_Dataset entries_

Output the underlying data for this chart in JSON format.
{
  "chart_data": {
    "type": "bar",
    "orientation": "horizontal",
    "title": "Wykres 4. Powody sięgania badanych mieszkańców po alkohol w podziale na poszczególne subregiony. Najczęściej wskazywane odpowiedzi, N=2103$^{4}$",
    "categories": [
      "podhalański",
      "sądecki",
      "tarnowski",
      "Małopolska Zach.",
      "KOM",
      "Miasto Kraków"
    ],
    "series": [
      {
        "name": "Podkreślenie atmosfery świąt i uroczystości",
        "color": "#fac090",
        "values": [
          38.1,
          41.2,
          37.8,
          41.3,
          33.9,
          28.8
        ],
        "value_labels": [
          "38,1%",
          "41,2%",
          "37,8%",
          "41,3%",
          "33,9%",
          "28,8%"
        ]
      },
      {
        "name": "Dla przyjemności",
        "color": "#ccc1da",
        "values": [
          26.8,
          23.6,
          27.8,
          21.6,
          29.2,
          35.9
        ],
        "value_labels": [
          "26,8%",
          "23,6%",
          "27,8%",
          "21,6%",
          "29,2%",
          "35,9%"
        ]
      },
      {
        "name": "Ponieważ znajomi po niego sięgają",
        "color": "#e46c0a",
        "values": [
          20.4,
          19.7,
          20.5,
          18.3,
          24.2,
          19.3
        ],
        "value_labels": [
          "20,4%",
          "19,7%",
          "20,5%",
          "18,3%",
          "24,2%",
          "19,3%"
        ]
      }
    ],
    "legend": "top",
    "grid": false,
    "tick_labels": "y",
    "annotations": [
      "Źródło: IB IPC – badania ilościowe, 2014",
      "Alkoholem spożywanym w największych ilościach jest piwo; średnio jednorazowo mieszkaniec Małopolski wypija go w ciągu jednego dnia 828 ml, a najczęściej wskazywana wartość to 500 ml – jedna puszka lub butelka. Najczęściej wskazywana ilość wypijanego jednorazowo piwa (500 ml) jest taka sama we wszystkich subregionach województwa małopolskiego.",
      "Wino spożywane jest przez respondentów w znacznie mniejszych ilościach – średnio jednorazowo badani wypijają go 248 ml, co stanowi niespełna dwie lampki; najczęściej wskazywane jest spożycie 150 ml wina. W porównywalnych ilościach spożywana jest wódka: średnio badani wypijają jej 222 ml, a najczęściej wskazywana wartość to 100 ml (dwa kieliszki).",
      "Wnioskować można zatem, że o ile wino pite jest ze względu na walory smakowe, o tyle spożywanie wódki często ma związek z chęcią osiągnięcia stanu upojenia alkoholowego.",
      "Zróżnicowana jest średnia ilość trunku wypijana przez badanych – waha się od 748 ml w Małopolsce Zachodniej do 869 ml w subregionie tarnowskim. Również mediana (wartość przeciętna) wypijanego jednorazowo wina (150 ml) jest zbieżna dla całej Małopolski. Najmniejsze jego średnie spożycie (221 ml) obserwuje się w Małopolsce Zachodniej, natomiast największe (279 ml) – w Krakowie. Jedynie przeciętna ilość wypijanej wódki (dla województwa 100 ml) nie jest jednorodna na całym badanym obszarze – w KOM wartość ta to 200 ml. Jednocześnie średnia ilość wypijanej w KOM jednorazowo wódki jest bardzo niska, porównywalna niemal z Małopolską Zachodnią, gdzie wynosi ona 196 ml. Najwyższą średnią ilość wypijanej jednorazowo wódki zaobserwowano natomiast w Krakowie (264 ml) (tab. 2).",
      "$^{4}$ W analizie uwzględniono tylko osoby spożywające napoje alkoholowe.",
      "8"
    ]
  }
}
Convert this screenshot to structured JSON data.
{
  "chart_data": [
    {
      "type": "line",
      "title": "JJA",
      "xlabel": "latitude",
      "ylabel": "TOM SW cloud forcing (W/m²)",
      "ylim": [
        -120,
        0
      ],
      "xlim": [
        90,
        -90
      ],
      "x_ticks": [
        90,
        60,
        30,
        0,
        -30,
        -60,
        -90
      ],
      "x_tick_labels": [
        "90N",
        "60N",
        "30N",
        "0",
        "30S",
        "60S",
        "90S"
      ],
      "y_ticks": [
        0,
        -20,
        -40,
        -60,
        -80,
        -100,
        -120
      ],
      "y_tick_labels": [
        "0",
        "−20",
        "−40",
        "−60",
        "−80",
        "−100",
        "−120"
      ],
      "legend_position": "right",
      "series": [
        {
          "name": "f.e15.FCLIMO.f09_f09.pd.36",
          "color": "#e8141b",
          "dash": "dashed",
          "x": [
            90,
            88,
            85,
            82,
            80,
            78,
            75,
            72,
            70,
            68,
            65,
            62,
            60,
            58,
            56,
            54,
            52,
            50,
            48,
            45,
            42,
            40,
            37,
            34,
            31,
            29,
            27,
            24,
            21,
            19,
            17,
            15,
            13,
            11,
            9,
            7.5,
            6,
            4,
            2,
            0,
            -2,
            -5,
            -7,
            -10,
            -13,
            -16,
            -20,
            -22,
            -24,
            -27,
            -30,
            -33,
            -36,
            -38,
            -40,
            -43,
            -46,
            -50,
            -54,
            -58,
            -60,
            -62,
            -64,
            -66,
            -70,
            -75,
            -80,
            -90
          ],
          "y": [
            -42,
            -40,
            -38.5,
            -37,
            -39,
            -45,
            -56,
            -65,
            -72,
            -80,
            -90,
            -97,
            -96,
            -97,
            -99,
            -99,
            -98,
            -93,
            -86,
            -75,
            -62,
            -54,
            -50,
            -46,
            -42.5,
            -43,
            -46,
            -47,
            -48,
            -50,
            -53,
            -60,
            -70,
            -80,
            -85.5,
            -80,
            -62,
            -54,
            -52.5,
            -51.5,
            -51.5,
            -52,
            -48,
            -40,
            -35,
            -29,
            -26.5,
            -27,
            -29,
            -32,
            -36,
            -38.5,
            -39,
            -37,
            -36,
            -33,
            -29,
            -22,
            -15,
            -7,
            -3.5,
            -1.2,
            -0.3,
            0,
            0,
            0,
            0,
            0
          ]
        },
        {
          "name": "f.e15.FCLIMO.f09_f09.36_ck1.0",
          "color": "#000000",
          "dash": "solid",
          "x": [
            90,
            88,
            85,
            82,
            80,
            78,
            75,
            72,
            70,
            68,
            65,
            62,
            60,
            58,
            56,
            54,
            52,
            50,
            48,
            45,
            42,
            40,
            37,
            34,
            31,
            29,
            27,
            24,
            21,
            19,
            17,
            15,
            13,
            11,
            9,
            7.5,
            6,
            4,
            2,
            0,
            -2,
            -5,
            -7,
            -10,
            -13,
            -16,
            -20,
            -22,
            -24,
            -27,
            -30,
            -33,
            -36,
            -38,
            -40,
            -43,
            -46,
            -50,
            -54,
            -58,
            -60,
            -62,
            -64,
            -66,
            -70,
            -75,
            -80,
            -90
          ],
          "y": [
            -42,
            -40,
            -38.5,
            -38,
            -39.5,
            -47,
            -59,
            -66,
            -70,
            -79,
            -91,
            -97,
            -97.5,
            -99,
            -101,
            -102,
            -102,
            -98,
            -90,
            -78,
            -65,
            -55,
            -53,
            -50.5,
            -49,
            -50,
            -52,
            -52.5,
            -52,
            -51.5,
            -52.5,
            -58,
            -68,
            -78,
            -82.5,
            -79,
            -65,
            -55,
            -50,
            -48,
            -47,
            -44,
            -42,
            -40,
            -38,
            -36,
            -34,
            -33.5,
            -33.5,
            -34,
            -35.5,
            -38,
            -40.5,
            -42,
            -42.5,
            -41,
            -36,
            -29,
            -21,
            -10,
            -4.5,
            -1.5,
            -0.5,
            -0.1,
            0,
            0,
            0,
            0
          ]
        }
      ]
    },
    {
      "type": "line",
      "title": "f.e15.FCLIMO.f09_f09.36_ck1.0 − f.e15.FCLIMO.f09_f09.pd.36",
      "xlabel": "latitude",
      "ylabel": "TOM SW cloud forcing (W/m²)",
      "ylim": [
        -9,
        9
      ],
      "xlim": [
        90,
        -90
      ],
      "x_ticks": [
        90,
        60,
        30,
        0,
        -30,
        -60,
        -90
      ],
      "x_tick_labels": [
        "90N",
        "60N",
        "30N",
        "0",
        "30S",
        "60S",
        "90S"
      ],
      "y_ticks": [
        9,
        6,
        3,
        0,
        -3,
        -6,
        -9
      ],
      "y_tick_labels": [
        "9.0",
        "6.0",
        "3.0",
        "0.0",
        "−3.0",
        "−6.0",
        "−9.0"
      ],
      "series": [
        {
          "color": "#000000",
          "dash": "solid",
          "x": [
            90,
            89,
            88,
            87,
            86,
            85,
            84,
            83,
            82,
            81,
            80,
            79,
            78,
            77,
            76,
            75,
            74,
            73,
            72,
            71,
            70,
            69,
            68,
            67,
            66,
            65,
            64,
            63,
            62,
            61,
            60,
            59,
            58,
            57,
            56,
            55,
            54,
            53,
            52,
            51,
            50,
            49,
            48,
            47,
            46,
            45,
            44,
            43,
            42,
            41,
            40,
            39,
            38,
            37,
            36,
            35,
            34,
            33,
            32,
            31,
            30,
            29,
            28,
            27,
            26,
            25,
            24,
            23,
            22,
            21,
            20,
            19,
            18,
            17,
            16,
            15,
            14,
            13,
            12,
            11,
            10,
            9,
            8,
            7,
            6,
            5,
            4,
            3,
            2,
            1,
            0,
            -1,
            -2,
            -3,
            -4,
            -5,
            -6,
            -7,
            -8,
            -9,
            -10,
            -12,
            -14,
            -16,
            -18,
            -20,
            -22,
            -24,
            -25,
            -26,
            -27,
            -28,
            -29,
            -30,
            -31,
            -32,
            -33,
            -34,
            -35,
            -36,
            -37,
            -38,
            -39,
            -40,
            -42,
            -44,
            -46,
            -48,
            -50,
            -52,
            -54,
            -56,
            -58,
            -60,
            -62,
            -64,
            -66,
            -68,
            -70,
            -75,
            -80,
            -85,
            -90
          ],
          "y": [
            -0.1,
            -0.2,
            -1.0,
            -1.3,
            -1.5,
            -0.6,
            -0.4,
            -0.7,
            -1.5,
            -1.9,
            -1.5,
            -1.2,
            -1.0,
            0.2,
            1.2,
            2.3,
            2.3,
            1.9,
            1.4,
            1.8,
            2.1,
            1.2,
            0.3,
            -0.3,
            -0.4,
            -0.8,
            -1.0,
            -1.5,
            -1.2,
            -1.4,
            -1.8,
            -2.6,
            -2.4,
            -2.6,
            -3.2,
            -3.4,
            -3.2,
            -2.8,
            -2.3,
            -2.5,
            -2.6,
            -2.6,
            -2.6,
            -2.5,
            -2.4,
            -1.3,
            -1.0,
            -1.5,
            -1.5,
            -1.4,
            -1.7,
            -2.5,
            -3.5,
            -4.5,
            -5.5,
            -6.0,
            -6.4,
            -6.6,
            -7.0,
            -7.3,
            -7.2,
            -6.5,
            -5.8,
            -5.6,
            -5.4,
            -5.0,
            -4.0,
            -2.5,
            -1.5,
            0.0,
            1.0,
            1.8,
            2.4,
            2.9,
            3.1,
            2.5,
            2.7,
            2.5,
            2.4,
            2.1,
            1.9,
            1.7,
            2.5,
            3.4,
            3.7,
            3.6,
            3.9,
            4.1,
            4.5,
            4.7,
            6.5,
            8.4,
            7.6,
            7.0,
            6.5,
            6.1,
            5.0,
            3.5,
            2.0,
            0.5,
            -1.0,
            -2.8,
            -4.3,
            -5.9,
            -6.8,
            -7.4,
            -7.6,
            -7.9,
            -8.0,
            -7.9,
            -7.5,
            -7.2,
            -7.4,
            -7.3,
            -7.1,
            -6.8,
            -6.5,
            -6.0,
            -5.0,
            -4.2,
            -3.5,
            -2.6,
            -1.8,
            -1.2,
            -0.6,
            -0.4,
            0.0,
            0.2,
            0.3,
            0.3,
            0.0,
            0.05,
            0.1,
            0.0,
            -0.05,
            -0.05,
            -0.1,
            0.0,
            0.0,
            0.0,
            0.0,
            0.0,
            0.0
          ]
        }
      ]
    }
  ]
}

_Requirement_
Go through the listing above and locate each line that holds the word "wypijanego". Copy those lines.

_Final result_
      "Alkoholem spożywanym w największych ilościach jest piwo; średnio jednorazowo mieszkaniec Małopolski wypija go w ciągu jednego dnia 828 ml, a najczęściej wskazywana wartość to 500 ml – jedna puszka lub butelka. Najczęściej wskazywana ilość wypijanego jednorazowo piwa (500 ml) jest taka sama we wszystkich subregionach województwa małopolskiego.",
      "Zróżnicowana jest średnia ilość trunku wypijana przez badanych – waha się od 748 ml w Małopolsce Zachodniej do 869 ml w subregionie tarnowskim. Również mediana (wartość przeciętna) wypijanego jednorazowo wina (150 ml) jest zbieżna dla całej Małopolski. Najmniejsze jego średnie spożycie (221 ml) obserwuje się w Małopolsce Zachodniej, natomiast największe (279 ml) – w Krakowie. Jedynie przeciętna ilość wypijanej wódki (dla województwa 100 ml) nie jest jednorodna na całym badanym obszarze – w KOM wartość ta to 200 ml. Jednocześnie średnia ilość wypijanej w KOM jednorazowo wódki jest bardzo niska, porównywalna niemal z Małopolską Zachodnią, gdzie wynosi ona 196 ml. Najwyższą średnią ilość wypijanej jednorazowo wódki zaobserwowano natomiast w Krakowie (264 ml) (tab. 2).",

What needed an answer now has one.